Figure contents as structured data

---

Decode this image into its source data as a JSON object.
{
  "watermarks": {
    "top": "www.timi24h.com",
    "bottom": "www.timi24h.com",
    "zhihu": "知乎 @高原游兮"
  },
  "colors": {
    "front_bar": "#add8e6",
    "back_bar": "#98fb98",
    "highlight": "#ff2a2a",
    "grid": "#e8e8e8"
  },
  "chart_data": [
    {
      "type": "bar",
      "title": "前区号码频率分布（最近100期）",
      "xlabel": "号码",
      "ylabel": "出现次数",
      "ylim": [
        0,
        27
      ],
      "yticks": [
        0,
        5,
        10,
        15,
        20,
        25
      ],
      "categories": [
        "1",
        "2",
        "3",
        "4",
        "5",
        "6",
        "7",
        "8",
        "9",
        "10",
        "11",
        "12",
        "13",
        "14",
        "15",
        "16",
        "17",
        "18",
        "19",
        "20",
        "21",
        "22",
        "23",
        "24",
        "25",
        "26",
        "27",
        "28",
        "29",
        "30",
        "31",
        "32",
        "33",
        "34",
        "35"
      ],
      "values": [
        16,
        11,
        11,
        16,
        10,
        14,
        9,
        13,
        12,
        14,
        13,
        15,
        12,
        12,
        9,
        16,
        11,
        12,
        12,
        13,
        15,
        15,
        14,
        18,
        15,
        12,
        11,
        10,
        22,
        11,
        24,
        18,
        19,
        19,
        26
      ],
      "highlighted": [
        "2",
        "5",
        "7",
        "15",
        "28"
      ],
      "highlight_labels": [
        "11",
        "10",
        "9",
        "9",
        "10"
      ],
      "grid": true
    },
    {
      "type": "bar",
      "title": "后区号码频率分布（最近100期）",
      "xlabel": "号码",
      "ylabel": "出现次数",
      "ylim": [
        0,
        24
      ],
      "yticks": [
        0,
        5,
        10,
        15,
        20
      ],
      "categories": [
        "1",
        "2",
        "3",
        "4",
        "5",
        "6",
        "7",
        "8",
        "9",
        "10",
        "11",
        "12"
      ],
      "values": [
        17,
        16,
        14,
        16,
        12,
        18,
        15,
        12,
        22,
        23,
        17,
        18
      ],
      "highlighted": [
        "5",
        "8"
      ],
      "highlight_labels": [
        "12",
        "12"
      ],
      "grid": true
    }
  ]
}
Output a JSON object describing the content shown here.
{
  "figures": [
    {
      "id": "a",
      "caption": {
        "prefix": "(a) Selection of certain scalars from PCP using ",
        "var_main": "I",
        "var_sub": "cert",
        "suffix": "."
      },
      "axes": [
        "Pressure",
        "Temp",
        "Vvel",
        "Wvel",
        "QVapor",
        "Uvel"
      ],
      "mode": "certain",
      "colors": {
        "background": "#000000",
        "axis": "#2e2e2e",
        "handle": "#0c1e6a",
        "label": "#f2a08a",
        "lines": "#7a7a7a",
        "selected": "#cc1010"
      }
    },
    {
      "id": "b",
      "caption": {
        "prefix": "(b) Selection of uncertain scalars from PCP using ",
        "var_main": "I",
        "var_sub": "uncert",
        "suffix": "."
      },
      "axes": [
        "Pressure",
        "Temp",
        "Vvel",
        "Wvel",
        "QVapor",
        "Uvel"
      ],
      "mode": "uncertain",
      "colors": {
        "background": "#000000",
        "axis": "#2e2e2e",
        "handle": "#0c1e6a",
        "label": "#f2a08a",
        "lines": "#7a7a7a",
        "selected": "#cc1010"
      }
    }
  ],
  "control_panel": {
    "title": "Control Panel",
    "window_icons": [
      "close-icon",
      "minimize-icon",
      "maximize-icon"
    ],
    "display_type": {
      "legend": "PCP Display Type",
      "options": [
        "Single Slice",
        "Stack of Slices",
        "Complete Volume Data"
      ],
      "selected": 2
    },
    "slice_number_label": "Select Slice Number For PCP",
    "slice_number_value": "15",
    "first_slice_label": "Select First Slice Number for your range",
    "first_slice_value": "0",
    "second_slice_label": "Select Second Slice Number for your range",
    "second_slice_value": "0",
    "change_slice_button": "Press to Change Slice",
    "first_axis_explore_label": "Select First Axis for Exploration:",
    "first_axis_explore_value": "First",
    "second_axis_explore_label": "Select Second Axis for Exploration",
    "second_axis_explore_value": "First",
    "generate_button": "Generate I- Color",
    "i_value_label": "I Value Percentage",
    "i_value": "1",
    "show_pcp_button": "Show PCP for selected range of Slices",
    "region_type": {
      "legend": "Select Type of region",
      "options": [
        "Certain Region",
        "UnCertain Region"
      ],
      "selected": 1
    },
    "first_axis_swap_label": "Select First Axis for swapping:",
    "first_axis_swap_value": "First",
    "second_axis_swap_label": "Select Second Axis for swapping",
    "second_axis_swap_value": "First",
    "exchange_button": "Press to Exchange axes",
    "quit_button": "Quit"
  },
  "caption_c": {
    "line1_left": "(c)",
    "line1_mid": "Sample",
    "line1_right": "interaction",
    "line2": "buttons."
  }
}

---

**JOB**. Your task is to transcribe the material exactly.

**ANSWER TO THIS PROBLEM**.
Decode this image into its source data as a JSON object.
{
  "watermarks": {
    "top": "www.timi24h.com",
    "bottom": "www.timi24h.com",
    "zhihu": "知乎 @高原游兮"
  },
  "colors": {
    "front_bar": "#add8e6",
    "back_bar": "#98fb98",
    "highlight": "#ff2a2a",
    "grid": "#e8e8e8"
  },
  "chart_data": [
    {
      "type": "bar",
      "title": "前区号码频率分布（最近100期）",
      "xlabel": "号码",
      "ylabel": "出现次数",
      "ylim": [
        0,
        27
      ],
      "yticks": [
        0,
        5,
        10,
        15,
        20,
        25
      ],
      "categories": [
        "1",
        "2",
        "3",
        "4",
        "5",
        "6",
        "7",
        "8",
        "9",
        "10",
        "11",
        "12",
        "13",
        "14",
        "15",
        "16",
        "17",
        "18",
        "19",
        "20",
        "21",
        "22",
        "23",
        "24",
        "25",
        "26",
        "27",
        "28",
        "29",
        "30",
        "31",
        "32",
        "33",
        "34",
        "35"
      ],
      "values": [
        16,
        11,
        11,
        16,
        10,
        14,
        9,
        13,
        12,
        14,
        13,
        15,
        12,
        12,
        9,
        16,
        11,
        12,
        12,
        13,
        15,
        15,
        14,
        18,
        15,
        12,
        11,
        10,
        22,
        11,
        24,
        18,
        19,
        19,
        26
      ],
      "highlighted": [
        "2",
        "5",
        "7",
        "15",
        "28"
      ],
      "highlight_labels": [
        "11",
        "10",
        "9",
        "9",
        "10"
      ],
      "grid": true
    },
    {
      "type": "bar",
      "title": "后区号码频率分布（最近100期）",
      "xlabel": "号码",
      "ylabel": "出现次数",
      "ylim": [
        0,
        24
      ],
      "yticks": [
        0,
        5,
        10,
        15,
        20
      ],
      "categories": [
        "1",
        "2",
        "3",
        "4",
        "5",
        "6",
        "7",
        "8",
        "9",
        "10",
        "11",
        "12"
      ],
      "values": [
        17,
        16,
        14,
        16,
        12,
        18,
        15,
        12,
        22,
        23,
        17,
        18
      ],
      "highlighted": [
        "5",
        "8"
      ],
      "highlight_labels": [
        "12",
        "12"
      ],
      "grid": true
    }
  ]
}
Output a JSON object describing the content shown here.
{
  "figures": [
    {
      "id": "a",
      "caption": {
        "prefix": "(a) Selection of certain scalars from PCP using ",
        "var_main": "I",
        "var_sub": "cert",
        "suffix": "."
      },
      "axes": [
        "Pressure",
        "Temp",
        "Vvel",
        "Wvel",
        "QVapor",
        "Uvel"
      ],
      "mode": "certain",
      "colors": {
        "background": "#000000",
        "axis": "#2e2e2e",
        "handle": "#0c1e6a",
        "label": "#f2a08a",
        "lines": "#7a7a7a",
        "selected": "#cc1010"
      }
    },
    {
      "id": "b",
      "caption": {
        "prefix": "(b) Selection of uncertain scalars from PCP using ",
        "var_main": "I",
        "var_sub": "uncert",
        "suffix": "."
      },
      "axes": [
        "Pressure",
        "Temp",
        "Vvel",
        "Wvel",
        "QVapor",
        "Uvel"
      ],
      "mode": "uncertain",
      "colors": {
        "background": "#000000",
        "axis": "#2e2e2e",
        "handle": "#0c1e6a",
        "label": "#f2a08a",
        "lines": "#7a7a7a",
        "selected": "#cc1010"
      }
    }
  ],
  "control_panel": {
    "title": "Control Panel",
    "window_icons": [
      "close-icon",
      "minimize-icon",
      "maximize-icon"
    ],
    "display_type": {
      "legend": "PCP Display Type",
      "options": [
        "Single Slice",
        "Stack of Slices",
        "Complete Volume Data"
      ],
      "selected": 2
    },
    "slice_number_label": "Select Slice Number For PCP",
    "slice_number_value": "15",
    "first_slice_label": "Select First Slice Number for your range",
    "first_slice_value": "0",
    "second_slice_label": "Select Second Slice Number for your range",
    "second_slice_value": "0",
    "change_slice_button": "Press to Change Slice",
    "first_axis_explore_label": "Select First Axis for Exploration:",
    "first_axis_explore_value": "First",
    "second_axis_explore_label": "Select Second Axis for Exploration",
    "second_axis_explore_value": "First",
    "generate_button": "Generate I- Color",
    "i_value_label": "I Value Percentage",
    "i_value": "1",
    "show_pcp_button": "Show PCP for selected range of Slices",
    "region_type": {
      "legend": "Select Type of region",
      "options": [
        "Certain Region",
        "UnCertain Region"
      ],
      "selected": 1
    },
    "first_axis_swap_label": "Select First Axis for swapping:",
    "first_axis_swap_value": "First",
    "second_axis_swap_label": "Select Second Axis for swapping",
    "second_axis_swap_value": "First",
    "exchange_button": "Press to Exchange axes",
    "quit_button": "Quit"
  },
  "caption_c": {
    "line1_left": "(c)",
    "line1_mid": "Sample",
    "line1_right": "interaction",
    "line2": "buttons."
  }
}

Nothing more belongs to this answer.